# [SUPPLIED DATA]
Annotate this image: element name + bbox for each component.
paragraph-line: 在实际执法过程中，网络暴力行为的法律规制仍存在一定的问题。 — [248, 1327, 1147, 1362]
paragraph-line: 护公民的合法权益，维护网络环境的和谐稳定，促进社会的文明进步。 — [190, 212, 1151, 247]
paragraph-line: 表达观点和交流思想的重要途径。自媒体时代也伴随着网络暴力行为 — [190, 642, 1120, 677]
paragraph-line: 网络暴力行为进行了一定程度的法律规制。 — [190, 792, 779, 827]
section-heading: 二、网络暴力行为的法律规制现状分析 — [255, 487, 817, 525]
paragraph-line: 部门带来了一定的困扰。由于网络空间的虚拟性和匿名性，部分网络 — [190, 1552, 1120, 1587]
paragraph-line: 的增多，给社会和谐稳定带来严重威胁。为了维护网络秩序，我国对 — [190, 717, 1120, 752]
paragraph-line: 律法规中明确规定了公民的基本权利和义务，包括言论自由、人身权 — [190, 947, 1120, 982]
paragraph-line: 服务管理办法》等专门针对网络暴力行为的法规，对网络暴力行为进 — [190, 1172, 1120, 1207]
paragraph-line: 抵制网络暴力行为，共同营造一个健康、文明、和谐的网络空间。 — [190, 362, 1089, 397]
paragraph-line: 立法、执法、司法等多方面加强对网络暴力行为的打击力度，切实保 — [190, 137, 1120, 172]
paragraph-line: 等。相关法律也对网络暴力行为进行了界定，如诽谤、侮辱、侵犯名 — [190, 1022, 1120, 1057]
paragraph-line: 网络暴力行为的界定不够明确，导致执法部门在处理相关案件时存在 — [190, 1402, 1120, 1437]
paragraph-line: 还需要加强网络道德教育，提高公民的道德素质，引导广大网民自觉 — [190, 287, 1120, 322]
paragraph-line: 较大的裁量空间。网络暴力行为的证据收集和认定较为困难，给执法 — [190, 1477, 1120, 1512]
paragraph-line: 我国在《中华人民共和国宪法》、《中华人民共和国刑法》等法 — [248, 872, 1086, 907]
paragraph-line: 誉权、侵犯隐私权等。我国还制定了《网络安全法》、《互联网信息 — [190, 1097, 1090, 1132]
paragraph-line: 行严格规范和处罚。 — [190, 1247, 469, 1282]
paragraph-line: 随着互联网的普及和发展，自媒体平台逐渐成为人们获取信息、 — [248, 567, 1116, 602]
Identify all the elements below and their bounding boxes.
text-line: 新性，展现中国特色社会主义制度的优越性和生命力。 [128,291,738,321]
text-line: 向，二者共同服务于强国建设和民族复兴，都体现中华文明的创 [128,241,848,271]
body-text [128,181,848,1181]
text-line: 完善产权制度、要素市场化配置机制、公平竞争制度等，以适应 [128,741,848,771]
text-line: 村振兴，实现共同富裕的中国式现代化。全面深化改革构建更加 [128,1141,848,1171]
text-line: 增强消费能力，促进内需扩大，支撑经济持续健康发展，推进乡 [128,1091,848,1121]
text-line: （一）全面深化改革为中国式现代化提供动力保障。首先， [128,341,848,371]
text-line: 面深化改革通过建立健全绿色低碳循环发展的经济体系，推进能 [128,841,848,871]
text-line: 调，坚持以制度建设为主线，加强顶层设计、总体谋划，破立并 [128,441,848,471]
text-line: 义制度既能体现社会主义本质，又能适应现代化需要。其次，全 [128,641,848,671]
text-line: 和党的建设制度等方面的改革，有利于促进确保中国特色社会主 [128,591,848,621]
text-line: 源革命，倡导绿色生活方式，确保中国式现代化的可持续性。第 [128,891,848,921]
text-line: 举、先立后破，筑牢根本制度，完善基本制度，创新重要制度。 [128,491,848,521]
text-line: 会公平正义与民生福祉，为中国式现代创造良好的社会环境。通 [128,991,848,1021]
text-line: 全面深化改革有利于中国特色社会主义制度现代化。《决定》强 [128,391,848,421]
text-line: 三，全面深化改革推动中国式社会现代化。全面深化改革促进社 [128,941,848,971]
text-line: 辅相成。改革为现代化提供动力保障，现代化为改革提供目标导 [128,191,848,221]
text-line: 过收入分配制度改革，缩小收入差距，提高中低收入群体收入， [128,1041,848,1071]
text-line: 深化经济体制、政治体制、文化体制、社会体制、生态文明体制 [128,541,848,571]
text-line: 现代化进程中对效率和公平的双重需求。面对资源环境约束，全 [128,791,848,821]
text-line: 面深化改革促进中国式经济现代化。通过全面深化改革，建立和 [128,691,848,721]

# [JOB]
Give the records as a JSON list of strings, one string per line with blank lines omitted, starting at the first line and ending after the line containing "paragraph-line: 网络暴力行为进行了一定程度的法律规制。 —".

# [TASK OUTPUT]
[
  "Annotate this image: element name + bbox for each component.",
  "paragraph-line: 在实际执法过程中，网络暴力行为的法律规制仍存在一定的问题。 — [248, 1327, 1147, 1362]",
  "paragraph-line: 护公民的合法权益，维护网络环境的和谐稳定，促进社会的文明进步。 — [190, 212, 1151, 247]",
  "paragraph-line: 表达观点和交流思想的重要途径。自媒体时代也伴随着网络暴力行为 — [190, 642, 1120, 677]",
  "paragraph-line: 网络暴力行为进行了一定程度的法律规制。 — [190, 792, 779, 827]"
]